→ WHAT THE TASK REQUIRES
Locate every line below that contains the word "более" and copy it.

[Dataset rows]
>> START
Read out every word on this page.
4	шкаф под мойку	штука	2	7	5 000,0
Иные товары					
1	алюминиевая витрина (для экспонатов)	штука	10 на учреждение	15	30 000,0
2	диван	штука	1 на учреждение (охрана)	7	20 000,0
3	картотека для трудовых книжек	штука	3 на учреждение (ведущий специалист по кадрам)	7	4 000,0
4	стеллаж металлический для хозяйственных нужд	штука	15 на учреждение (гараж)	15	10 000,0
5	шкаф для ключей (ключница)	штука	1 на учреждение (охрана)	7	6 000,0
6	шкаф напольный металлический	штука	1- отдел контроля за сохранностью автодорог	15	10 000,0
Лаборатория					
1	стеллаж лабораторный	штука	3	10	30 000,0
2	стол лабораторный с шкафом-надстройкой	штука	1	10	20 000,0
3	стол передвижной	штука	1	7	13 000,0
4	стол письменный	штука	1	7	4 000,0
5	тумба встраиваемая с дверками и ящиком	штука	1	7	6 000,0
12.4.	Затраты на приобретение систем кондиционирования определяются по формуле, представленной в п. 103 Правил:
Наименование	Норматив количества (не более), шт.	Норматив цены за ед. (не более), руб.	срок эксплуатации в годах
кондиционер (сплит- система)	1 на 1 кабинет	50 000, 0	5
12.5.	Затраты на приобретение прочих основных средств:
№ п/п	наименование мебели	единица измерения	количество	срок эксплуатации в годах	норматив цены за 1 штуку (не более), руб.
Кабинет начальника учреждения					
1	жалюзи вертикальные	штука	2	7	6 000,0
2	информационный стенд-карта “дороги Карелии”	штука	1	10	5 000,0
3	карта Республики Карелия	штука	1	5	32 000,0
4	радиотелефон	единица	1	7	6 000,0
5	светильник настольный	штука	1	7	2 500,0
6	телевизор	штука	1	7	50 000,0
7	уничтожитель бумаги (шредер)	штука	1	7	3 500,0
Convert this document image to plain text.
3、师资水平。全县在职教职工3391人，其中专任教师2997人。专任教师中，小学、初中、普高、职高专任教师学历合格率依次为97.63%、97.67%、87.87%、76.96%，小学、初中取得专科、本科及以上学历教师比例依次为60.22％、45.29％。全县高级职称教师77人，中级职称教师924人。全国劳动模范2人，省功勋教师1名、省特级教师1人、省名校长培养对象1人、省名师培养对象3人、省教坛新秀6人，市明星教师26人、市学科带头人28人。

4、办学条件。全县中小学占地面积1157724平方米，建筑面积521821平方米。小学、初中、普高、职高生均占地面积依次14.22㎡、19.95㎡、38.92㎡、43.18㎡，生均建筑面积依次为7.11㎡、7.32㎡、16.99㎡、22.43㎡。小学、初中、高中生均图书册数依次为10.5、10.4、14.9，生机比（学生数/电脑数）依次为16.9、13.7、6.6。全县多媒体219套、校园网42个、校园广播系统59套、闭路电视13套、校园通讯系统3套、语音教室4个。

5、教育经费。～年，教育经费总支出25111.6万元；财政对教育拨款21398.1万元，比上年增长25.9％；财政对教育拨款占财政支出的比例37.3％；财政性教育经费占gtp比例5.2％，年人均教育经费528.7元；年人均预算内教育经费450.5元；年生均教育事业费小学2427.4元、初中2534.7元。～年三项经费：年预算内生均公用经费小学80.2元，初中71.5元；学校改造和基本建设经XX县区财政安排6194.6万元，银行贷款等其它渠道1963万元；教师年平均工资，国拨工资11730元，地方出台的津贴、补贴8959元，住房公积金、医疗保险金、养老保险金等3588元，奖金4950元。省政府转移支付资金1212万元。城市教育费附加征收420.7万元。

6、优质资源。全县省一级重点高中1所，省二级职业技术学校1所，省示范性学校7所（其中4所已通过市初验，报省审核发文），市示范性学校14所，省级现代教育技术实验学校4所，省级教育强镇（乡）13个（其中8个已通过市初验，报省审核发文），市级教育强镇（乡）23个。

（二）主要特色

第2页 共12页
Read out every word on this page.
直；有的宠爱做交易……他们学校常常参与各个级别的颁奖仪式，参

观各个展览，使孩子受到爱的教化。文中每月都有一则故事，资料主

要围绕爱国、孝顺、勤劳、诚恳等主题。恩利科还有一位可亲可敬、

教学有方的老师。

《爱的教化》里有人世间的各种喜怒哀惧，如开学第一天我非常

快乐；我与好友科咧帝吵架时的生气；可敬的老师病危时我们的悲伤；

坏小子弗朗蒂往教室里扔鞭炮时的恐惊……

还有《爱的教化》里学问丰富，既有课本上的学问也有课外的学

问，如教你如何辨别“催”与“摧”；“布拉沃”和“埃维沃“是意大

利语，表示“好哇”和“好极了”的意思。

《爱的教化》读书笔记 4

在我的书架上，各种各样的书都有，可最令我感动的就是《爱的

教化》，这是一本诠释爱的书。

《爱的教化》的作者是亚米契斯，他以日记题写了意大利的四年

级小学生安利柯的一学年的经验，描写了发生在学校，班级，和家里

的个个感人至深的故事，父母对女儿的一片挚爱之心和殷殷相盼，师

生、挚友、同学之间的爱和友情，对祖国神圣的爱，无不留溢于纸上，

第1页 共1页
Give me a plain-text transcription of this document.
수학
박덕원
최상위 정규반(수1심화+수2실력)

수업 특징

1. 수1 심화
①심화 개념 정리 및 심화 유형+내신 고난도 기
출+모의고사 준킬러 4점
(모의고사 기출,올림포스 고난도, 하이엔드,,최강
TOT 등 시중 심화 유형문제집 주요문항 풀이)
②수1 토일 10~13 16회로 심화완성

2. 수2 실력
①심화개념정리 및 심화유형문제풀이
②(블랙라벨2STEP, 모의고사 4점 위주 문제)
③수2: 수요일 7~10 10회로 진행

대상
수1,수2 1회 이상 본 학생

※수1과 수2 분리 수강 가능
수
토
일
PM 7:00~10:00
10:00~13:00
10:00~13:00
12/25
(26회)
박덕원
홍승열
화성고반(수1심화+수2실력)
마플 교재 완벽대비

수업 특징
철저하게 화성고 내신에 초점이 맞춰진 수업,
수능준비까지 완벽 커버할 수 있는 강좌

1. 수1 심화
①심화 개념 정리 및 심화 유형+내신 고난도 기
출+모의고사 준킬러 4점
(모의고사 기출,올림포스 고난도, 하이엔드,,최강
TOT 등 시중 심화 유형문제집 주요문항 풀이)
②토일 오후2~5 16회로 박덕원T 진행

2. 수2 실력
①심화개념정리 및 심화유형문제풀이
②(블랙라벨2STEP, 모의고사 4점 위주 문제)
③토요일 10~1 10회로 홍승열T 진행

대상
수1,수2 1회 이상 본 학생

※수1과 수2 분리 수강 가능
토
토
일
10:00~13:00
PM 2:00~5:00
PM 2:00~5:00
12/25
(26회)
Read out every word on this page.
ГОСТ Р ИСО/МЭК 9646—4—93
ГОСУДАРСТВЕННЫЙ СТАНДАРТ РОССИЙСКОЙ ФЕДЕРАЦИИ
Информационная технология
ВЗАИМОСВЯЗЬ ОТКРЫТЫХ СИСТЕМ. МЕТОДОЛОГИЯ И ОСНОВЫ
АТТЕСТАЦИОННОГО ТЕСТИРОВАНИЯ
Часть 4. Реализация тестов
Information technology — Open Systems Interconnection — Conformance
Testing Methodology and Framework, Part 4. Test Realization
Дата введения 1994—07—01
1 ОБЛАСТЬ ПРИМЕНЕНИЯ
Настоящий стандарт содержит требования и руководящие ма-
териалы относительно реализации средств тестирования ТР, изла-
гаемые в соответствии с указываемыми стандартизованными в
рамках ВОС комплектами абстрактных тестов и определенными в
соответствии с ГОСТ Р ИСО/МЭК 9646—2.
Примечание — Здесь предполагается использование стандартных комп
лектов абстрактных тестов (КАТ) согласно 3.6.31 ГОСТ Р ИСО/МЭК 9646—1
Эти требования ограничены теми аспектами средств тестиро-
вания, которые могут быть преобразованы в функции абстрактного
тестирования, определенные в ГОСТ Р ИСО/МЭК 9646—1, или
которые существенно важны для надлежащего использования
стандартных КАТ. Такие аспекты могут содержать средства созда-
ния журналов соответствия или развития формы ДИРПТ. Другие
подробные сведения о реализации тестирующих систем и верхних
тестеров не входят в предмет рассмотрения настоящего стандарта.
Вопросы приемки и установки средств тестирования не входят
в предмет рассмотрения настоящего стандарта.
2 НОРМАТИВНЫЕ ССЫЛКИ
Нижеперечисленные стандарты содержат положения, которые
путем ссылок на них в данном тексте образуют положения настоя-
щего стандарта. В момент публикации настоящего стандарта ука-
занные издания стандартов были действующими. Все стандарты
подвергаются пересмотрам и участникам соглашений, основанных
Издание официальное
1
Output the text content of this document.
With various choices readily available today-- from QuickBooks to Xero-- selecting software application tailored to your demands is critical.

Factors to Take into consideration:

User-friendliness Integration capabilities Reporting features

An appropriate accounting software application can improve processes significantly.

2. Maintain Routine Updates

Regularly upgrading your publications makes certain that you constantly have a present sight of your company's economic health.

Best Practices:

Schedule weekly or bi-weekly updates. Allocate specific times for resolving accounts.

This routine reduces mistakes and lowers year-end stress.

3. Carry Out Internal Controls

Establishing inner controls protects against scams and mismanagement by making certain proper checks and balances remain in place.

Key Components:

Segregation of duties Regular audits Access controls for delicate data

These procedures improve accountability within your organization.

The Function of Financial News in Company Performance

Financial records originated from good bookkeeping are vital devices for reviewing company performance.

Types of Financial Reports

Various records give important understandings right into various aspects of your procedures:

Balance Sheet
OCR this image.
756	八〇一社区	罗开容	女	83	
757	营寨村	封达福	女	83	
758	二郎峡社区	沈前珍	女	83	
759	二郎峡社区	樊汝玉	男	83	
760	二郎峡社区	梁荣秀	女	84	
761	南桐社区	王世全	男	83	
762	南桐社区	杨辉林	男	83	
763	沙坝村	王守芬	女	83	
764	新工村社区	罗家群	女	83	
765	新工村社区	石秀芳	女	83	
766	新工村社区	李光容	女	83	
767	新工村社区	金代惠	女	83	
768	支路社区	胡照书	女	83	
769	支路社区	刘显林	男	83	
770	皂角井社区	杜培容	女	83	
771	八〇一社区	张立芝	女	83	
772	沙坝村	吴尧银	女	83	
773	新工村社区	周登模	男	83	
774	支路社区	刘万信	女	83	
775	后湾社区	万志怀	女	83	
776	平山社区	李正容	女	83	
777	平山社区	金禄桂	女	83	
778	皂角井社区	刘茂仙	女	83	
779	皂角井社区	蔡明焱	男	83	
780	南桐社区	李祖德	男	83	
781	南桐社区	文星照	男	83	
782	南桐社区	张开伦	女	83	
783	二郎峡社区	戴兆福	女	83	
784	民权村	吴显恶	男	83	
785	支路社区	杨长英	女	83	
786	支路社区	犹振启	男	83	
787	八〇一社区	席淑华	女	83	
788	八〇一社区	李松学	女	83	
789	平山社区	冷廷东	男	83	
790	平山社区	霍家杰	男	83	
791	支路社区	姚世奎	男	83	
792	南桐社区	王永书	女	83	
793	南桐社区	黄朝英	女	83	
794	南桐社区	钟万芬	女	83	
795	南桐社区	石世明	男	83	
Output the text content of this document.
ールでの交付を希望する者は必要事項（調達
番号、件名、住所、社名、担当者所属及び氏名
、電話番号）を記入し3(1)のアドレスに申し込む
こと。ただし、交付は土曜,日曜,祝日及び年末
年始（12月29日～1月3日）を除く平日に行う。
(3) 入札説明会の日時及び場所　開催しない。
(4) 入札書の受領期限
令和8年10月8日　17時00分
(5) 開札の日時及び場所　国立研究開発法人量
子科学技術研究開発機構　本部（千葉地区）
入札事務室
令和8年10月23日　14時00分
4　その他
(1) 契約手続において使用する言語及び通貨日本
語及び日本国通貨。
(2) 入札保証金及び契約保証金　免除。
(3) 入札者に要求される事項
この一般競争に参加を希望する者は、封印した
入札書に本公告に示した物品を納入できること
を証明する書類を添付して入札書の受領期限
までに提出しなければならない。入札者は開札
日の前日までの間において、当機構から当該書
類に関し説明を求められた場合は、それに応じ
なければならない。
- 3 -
>> END
→ RESPONSE TO THIS TASK
Наименование	Норматив количества (не более), шт.	Норматив цены за ед. (не более), руб.	срок эксплуатации в годах
№ п/п	наименование мебели	единица измерения	количество	срок эксплуатации в годах	норматив цены за 1 штуку (не более), руб.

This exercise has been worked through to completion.